Stored data
--- --- ---
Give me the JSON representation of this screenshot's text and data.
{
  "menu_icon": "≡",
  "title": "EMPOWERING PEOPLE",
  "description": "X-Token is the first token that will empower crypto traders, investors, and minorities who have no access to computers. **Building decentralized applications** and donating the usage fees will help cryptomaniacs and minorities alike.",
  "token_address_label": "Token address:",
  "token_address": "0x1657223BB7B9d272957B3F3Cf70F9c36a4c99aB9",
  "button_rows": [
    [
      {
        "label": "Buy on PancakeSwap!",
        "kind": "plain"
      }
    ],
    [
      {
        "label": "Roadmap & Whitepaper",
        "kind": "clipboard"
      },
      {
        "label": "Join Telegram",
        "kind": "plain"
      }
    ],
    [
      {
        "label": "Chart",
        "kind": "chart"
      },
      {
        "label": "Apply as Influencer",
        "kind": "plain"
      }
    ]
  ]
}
--- --- ---
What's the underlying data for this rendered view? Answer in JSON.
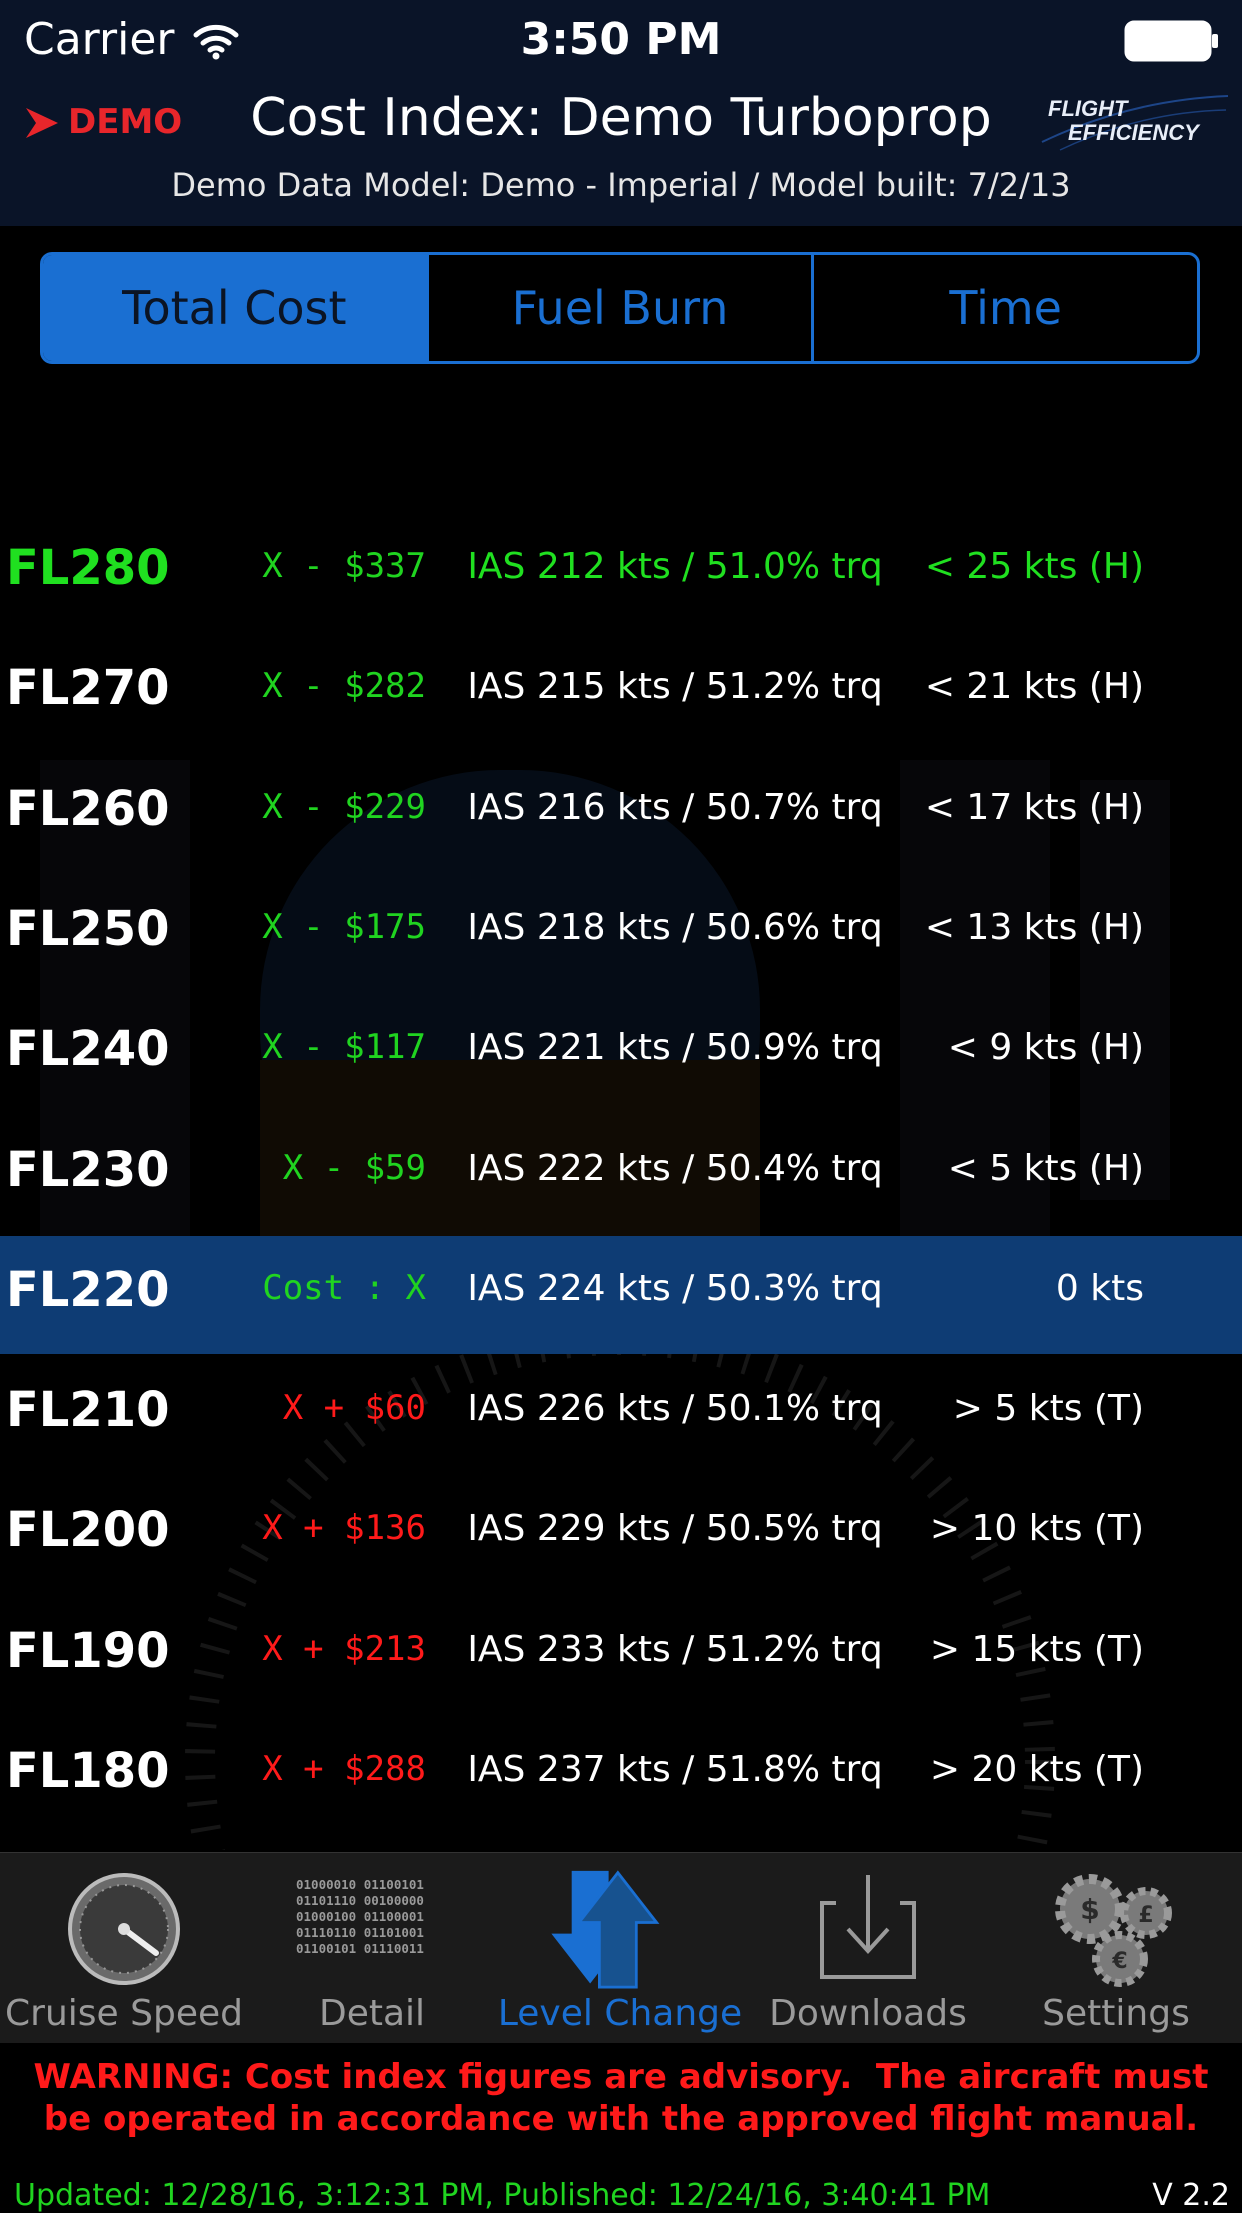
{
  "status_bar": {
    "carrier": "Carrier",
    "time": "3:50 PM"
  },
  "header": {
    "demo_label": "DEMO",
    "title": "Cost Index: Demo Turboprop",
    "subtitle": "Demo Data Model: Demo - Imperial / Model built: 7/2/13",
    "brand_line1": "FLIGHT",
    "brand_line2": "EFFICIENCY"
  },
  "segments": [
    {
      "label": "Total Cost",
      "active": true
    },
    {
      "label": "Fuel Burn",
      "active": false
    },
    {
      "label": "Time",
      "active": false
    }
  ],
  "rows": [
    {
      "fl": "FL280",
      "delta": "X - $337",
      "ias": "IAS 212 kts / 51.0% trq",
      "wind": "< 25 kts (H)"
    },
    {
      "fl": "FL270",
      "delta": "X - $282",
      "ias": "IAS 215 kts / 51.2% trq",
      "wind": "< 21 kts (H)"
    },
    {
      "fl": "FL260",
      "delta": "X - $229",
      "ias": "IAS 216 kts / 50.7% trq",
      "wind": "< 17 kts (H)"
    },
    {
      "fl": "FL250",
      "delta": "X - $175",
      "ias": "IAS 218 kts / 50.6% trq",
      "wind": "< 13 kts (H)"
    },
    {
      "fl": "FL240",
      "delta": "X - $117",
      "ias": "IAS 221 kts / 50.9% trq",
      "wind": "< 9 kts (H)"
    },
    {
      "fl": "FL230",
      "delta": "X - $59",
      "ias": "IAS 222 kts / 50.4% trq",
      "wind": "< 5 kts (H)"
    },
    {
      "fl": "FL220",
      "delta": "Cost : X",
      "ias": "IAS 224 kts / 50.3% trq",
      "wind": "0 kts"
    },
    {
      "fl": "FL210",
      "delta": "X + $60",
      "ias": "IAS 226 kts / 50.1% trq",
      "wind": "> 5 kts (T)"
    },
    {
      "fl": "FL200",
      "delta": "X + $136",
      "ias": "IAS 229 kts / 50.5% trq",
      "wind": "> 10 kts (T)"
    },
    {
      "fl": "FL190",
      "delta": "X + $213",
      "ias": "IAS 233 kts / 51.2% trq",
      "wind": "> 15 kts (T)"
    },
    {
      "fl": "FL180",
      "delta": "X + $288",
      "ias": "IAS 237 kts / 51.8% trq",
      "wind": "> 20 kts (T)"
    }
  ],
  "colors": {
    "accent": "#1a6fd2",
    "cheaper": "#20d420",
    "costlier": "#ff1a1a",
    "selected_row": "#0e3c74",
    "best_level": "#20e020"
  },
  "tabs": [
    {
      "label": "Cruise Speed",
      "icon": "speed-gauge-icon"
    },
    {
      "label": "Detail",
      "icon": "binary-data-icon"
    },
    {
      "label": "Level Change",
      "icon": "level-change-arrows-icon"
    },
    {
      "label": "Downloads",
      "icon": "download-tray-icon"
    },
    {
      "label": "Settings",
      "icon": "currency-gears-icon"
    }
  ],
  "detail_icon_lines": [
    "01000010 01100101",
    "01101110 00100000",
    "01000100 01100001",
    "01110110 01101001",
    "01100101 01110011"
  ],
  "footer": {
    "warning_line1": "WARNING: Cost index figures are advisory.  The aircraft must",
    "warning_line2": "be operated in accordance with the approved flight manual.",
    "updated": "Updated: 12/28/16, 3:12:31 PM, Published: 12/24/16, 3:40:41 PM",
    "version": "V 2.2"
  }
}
--- --- ---
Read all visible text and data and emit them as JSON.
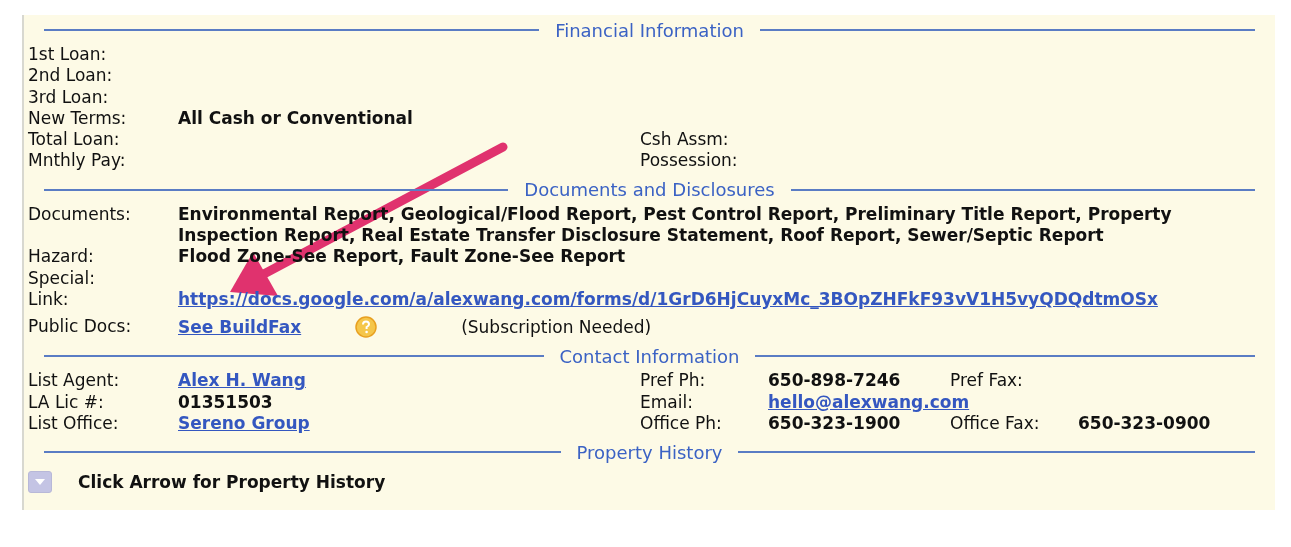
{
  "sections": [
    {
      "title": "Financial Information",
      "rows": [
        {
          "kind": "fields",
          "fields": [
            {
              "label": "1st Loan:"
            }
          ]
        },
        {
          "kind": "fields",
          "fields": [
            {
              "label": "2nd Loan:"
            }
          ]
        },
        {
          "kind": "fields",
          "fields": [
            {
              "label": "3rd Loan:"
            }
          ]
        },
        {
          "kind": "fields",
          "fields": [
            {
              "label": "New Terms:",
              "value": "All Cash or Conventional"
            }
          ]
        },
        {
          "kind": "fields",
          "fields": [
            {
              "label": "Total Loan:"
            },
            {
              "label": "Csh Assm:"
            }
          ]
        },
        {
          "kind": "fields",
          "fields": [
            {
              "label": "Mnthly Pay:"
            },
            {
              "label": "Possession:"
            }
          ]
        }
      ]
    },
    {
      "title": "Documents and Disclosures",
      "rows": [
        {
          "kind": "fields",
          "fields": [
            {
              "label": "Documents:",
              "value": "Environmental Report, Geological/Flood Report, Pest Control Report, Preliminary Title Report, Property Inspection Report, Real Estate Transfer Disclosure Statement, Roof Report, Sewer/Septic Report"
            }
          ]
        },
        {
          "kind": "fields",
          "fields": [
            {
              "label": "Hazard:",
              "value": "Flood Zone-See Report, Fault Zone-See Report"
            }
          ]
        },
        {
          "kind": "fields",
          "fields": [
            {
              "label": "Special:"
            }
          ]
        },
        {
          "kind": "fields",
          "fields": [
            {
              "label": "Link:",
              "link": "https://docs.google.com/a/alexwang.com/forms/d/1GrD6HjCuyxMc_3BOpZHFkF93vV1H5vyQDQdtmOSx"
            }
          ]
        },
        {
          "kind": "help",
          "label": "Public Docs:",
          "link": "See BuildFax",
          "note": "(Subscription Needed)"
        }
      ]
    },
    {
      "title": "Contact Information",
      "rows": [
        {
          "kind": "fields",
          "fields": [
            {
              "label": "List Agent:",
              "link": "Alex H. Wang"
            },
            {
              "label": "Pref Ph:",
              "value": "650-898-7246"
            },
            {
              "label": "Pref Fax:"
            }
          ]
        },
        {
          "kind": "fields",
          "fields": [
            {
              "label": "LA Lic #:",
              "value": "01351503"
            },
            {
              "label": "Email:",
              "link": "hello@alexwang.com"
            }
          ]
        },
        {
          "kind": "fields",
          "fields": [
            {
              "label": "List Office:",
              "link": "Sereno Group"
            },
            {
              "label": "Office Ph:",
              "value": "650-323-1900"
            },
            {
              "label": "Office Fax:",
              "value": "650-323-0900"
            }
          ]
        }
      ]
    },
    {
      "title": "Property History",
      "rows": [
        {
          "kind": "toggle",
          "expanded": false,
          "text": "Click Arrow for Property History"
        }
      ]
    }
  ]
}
--- --- ---
• **TASK DESCRIPTION**: Search the data above for the string "JSON" and copy each line that has it.

• **IN RESPONSE**:
Give me the JSON representation of this screenshot's text and data.
What's the underlying data for this rendered view? Answer in JSON.
Read all visible text and data and emit them as JSON.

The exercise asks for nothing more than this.